Dataset excerpt:

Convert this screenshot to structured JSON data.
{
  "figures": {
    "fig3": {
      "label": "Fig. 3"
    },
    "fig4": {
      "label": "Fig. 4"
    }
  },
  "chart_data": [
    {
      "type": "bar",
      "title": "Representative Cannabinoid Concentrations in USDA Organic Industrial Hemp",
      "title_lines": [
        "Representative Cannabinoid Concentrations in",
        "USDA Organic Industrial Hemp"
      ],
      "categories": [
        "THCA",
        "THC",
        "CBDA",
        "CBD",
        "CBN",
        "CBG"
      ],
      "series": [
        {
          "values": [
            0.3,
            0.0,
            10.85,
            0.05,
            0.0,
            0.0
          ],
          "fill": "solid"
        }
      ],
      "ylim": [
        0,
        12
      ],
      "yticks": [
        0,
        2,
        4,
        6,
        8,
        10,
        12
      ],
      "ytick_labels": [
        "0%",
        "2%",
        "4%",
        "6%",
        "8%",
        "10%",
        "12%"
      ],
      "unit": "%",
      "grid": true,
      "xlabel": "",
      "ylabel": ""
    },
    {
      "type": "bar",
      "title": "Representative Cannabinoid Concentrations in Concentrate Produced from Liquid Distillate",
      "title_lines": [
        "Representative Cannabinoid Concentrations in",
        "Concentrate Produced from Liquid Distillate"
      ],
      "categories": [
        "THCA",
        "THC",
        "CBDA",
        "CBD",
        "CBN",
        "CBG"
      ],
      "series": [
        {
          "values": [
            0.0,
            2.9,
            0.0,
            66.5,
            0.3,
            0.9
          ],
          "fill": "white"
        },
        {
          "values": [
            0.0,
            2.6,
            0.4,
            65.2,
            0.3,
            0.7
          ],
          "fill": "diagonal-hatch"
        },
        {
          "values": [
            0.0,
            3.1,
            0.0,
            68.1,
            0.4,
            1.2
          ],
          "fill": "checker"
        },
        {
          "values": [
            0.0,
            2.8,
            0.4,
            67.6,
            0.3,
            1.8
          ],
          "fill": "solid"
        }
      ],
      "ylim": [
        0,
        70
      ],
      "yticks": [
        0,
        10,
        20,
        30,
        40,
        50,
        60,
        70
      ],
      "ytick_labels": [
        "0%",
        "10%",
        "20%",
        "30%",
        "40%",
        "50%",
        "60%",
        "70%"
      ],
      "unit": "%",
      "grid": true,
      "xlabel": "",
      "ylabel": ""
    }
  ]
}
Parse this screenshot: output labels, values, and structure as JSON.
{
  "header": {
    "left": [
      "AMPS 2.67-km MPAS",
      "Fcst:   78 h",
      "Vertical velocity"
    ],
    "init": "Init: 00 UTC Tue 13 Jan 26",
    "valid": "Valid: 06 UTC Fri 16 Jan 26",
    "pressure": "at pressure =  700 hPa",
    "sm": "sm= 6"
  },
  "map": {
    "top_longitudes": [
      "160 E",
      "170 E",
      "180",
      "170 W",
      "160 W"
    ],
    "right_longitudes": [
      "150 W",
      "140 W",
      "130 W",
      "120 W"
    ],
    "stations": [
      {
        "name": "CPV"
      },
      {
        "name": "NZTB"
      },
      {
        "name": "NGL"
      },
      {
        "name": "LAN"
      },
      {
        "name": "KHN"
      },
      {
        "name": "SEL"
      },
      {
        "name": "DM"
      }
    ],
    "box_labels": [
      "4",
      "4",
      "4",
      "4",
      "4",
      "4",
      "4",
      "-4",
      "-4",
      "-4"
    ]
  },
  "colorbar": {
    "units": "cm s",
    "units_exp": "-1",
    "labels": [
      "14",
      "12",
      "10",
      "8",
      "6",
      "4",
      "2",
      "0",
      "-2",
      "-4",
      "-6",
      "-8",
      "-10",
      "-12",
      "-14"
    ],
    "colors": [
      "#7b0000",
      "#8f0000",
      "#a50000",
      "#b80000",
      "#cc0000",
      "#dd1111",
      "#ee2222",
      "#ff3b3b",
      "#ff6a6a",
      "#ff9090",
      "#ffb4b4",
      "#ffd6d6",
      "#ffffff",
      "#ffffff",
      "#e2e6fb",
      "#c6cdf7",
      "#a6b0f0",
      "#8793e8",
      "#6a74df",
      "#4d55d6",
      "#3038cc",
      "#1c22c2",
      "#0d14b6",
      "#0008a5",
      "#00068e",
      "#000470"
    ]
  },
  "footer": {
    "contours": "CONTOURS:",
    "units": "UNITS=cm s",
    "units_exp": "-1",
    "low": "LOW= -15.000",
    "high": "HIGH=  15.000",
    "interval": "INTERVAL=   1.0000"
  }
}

• **What you will do**: Extract from the data every line where "Industrial" shows up.

• **Solution for this exercise**:
      "title": "Representative Cannabinoid Concentrations in USDA Organic Industrial Hemp",
        "USDA Organic Industrial Hemp"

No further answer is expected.